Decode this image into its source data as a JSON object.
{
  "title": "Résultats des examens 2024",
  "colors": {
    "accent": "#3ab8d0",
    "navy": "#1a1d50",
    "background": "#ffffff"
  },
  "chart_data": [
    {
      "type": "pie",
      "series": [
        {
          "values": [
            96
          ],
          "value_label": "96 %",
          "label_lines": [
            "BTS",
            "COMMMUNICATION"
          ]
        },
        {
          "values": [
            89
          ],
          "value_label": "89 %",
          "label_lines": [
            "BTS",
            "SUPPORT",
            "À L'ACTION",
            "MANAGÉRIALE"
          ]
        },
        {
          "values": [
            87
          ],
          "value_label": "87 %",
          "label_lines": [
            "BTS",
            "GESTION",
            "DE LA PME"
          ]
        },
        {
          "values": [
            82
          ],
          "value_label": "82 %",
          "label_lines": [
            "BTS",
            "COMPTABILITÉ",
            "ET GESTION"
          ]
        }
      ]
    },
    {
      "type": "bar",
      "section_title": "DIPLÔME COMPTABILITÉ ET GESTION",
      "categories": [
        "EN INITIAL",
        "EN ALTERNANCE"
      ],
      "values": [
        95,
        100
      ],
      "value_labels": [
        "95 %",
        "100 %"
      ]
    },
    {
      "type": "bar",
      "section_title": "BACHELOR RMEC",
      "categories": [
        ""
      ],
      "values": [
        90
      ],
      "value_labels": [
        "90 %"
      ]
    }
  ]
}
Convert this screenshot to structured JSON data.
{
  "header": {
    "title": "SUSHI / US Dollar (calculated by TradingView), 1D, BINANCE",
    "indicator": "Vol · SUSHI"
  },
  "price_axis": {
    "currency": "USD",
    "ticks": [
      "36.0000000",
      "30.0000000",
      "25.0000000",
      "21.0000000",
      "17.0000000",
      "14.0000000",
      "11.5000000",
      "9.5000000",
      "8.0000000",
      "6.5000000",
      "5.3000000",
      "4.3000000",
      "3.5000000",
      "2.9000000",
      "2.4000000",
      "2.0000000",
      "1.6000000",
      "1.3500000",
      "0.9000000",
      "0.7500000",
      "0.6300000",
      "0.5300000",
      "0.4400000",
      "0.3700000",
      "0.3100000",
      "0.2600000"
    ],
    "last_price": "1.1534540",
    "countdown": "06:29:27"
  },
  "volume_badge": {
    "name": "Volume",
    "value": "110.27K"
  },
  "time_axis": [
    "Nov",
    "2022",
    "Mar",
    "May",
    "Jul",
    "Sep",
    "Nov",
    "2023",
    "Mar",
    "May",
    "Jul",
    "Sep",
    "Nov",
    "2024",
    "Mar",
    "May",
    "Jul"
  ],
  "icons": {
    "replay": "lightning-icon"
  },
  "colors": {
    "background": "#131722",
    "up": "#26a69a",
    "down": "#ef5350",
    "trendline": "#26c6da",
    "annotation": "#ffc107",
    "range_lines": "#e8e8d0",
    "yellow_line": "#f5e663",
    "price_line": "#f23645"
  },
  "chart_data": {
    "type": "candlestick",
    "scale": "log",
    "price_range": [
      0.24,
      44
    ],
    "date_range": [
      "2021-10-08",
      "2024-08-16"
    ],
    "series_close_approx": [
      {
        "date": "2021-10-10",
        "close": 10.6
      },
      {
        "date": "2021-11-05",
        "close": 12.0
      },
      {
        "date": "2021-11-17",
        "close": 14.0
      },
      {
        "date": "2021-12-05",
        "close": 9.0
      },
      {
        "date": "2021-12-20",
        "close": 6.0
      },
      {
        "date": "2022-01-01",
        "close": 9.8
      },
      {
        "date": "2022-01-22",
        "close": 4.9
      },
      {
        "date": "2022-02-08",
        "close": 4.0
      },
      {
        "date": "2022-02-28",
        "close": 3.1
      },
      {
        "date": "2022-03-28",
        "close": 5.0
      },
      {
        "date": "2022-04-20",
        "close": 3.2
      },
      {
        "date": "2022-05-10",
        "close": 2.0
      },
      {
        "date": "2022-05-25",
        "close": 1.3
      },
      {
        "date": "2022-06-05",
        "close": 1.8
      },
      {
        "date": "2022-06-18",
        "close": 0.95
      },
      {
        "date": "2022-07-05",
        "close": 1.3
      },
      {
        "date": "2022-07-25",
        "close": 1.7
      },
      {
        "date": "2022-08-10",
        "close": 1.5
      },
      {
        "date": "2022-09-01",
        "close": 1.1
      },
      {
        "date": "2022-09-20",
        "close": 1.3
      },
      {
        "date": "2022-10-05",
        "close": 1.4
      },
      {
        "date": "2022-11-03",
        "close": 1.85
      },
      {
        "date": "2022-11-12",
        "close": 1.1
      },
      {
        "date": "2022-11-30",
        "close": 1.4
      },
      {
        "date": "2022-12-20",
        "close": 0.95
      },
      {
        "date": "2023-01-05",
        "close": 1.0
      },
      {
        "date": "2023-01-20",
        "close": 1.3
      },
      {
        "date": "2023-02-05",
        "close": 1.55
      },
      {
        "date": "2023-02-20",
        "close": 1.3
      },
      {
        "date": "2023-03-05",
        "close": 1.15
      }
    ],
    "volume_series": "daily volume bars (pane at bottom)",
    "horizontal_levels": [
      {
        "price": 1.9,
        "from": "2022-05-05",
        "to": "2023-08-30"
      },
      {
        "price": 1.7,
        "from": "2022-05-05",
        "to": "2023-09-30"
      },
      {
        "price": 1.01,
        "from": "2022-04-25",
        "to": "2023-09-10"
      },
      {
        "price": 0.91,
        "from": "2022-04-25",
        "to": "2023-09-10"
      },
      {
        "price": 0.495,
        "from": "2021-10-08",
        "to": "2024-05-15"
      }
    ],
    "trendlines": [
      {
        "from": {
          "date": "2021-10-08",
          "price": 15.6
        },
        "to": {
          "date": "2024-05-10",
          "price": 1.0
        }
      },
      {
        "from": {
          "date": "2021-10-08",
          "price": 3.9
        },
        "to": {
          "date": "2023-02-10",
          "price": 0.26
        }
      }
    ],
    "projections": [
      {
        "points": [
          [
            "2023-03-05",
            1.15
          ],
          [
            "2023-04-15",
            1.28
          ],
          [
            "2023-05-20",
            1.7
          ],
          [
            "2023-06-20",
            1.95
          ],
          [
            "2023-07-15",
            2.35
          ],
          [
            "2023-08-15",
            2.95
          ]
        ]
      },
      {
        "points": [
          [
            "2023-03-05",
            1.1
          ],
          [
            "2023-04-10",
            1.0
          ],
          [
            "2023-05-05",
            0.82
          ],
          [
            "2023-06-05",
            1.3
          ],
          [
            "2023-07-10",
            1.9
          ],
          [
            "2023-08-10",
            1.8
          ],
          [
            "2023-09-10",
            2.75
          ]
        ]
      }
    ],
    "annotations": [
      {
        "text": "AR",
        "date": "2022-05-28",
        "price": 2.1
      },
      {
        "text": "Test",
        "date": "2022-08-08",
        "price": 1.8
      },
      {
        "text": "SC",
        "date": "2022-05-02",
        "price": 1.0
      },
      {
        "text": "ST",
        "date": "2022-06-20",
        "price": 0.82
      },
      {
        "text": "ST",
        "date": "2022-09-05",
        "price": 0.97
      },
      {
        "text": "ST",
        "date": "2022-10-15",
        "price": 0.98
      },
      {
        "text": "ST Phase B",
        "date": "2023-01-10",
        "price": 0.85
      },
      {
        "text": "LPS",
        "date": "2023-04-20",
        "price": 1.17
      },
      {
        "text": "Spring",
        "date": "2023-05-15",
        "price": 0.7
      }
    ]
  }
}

• **Exercise description**:
Reproduce the whole listing word for word.

• **Solution**:
Decode this image into its source data as a JSON object.
{
  "title": "Résultats des examens 2024",
  "colors": {
    "accent": "#3ab8d0",
    "navy": "#1a1d50",
    "background": "#ffffff"
  },
  "chart_data": [
    {
      "type": "pie",
      "series": [
        {
          "values": [
            96
          ],
          "value_label": "96 %",
          "label_lines": [
            "BTS",
            "COMMMUNICATION"
          ]
        },
        {
          "values": [
            89
          ],
          "value_label": "89 %",
          "label_lines": [
            "BTS",
            "SUPPORT",
            "À L'ACTION",
            "MANAGÉRIALE"
          ]
        },
        {
          "values": [
            87
          ],
          "value_label": "87 %",
          "label_lines": [
            "BTS",
            "GESTION",
            "DE LA PME"
          ]
        },
        {
          "values": [
            82
          ],
          "value_label": "82 %",
          "label_lines": [
            "BTS",
            "COMPTABILITÉ",
            "ET GESTION"
          ]
        }
      ]
    },
    {
      "type": "bar",
      "section_title": "DIPLÔME COMPTABILITÉ ET GESTION",
      "categories": [
        "EN INITIAL",
        "EN ALTERNANCE"
      ],
      "values": [
        95,
        100
      ],
      "value_labels": [
        "95 %",
        "100 %"
      ]
    },
    {
      "type": "bar",
      "section_title": "BACHELOR RMEC",
      "categories": [
        ""
      ],
      "values": [
        90
      ],
      "value_labels": [
        "90 %"
      ]
    }
  ]
}
Convert this screenshot to structured JSON data.
{
  "header": {
    "title": "SUSHI / US Dollar (calculated by TradingView), 1D, BINANCE",
    "indicator": "Vol · SUSHI"
  },
  "price_axis": {
    "currency": "USD",
    "ticks": [
      "36.0000000",
      "30.0000000",
      "25.0000000",
      "21.0000000",
      "17.0000000",
      "14.0000000",
      "11.5000000",
      "9.5000000",
      "8.0000000",
      "6.5000000",
      "5.3000000",
      "4.3000000",
      "3.5000000",
      "2.9000000",
      "2.4000000",
      "2.0000000",
      "1.6000000",
      "1.3500000",
      "0.9000000",
      "0.7500000",
      "0.6300000",
      "0.5300000",
      "0.4400000",
      "0.3700000",
      "0.3100000",
      "0.2600000"
    ],
    "last_price": "1.1534540",
    "countdown": "06:29:27"
  },
  "volume_badge": {
    "name": "Volume",
    "value": "110.27K"
  },
  "time_axis": [
    "Nov",
    "2022",
    "Mar",
    "May",
    "Jul",
    "Sep",
    "Nov",
    "2023",
    "Mar",
    "May",
    "Jul",
    "Sep",
    "Nov",
    "2024",
    "Mar",
    "May",
    "Jul"
  ],
  "icons": {
    "replay": "lightning-icon"
  },
  "colors": {
    "background": "#131722",
    "up": "#26a69a",
    "down": "#ef5350",
    "trendline": "#26c6da",
    "annotation": "#ffc107",
    "range_lines": "#e8e8d0",
    "yellow_line": "#f5e663",
    "price_line": "#f23645"
  },
  "chart_data": {
    "type": "candlestick",
    "scale": "log",
    "price_range": [
      0.24,
      44
    ],
    "date_range": [
      "2021-10-08",
      "2024-08-16"
    ],
    "series_close_approx": [
      {
        "date": "2021-10-10",
        "close": 10.6
      },
      {
        "date": "2021-11-05",
        "close": 12.0
      },
      {
        "date": "2021-11-17",
        "close": 14.0
      },
      {
        "date": "2021-12-05",
        "close": 9.0
      },
      {
        "date": "2021-12-20",
        "close": 6.0
      },
      {
        "date": "2022-01-01",
        "close": 9.8
      },
      {
        "date": "2022-01-22",
        "close": 4.9
      },
      {
        "date": "2022-02-08",
        "close": 4.0
      },
      {
        "date": "2022-02-28",
        "close": 3.1
      },
      {
        "date": "2022-03-28",
        "close": 5.0
      },
      {
        "date": "2022-04-20",
        "close": 3.2
      },
      {
        "date": "2022-05-10",
        "close": 2.0
      },
      {
        "date": "2022-05-25",
        "close": 1.3
      },
      {
        "date": "2022-06-05",
        "close": 1.8
      },
      {
        "date": "2022-06-18",
        "close": 0.95
      },
      {
        "date": "2022-07-05",
        "close": 1.3
      },
      {
        "date": "2022-07-25",
        "close": 1.7
      },
      {
        "date": "2022-08-10",
        "close": 1.5
      },
      {
        "date": "2022-09-01",
        "close": 1.1
      },
      {
        "date": "2022-09-20",
        "close": 1.3
      },
      {
        "date": "2022-10-05",
        "close": 1.4
      },
      {
        "date": "2022-11-03",
        "close": 1.85
      },
      {
        "date": "2022-11-12",
        "close": 1.1
      },
      {
        "date": "2022-11-30",
        "close": 1.4
      },
      {
        "date": "2022-12-20",
        "close": 0.95
      },
      {
        "date": "2023-01-05",
        "close": 1.0
      },
      {
        "date": "2023-01-20",
        "close": 1.3
      },
      {
        "date": "2023-02-05",
        "close": 1.55
      },
      {
        "date": "2023-02-20",
        "close": 1.3
      },
      {
        "date": "2023-03-05",
        "close": 1.15
      }
    ],
    "volume_series": "daily volume bars (pane at bottom)",
    "horizontal_levels": [
      {
        "price": 1.9,
        "from": "2022-05-05",
        "to": "2023-08-30"
      },
      {
        "price": 1.7,
        "from": "2022-05-05",
        "to": "2023-09-30"
      },
      {
        "price": 1.01,
        "from": "2022-04-25",
        "to": "2023-09-10"
      },
      {
        "price": 0.91,
        "from": "2022-04-25",
        "to": "2023-09-10"
      },
      {
        "price": 0.495,
        "from": "2021-10-08",
        "to": "2024-05-15"
      }
    ],
    "trendlines": [
      {
        "from": {
          "date": "2021-10-08",
          "price": 15.6
        },
        "to": {
          "date": "2024-05-10",
          "price": 1.0
        }
      },
      {
        "from": {
          "date": "2021-10-08",
          "price": 3.9
        },
        "to": {
          "date": "2023-02-10",
          "price": 0.26
        }
      }
    ],
    "projections": [
      {
        "points": [
          [
            "2023-03-05",
            1.15
          ],
          [
            "2023-04-15",
            1.28
          ],
          [
            "2023-05-20",
            1.7
          ],
          [
            "2023-06-20",
            1.95
          ],
          [
            "2023-07-15",
            2.35
          ],
          [
            "2023-08-15",
            2.95
          ]
        ]
      },
      {
        "points": [
          [
            "2023-03-05",
            1.1
          ],
          [
            "2023-04-10",
            1.0
          ],
          [
            "2023-05-05",
            0.82
          ],
          [
            "2023-06-05",
            1.3
          ],
          [
            "2023-07-10",
            1.9
          ],
          [
            "2023-08-10",
            1.8
          ],
          [
            "2023-09-10",
            2.75
          ]
        ]
      }
    ],
    "annotations": [
      {
        "text": "AR",
        "date": "2022-05-28",
        "price": 2.1
      },
      {
        "text": "Test",
        "date": "2022-08-08",
        "price": 1.8
      },
      {
        "text": "SC",
        "date": "2022-05-02",
        "price": 1.0
      },
      {
        "text": "ST",
        "date": "2022-06-20",
        "price": 0.82
      },
      {
        "text": "ST",
        "date": "2022-09-05",
        "price": 0.97
      },
      {
        "text": "ST",
        "date": "2022-10-15",
        "price": 0.98
      },
      {
        "text": "ST Phase B",
        "date": "2023-01-10",
        "price": 0.85
      },
      {
        "text": "LPS",
        "date": "2023-04-20",
        "price": 1.17
      },
      {
        "text": "Spring",
        "date": "2023-05-15",
        "price": 0.7
      }
    ]
  }
}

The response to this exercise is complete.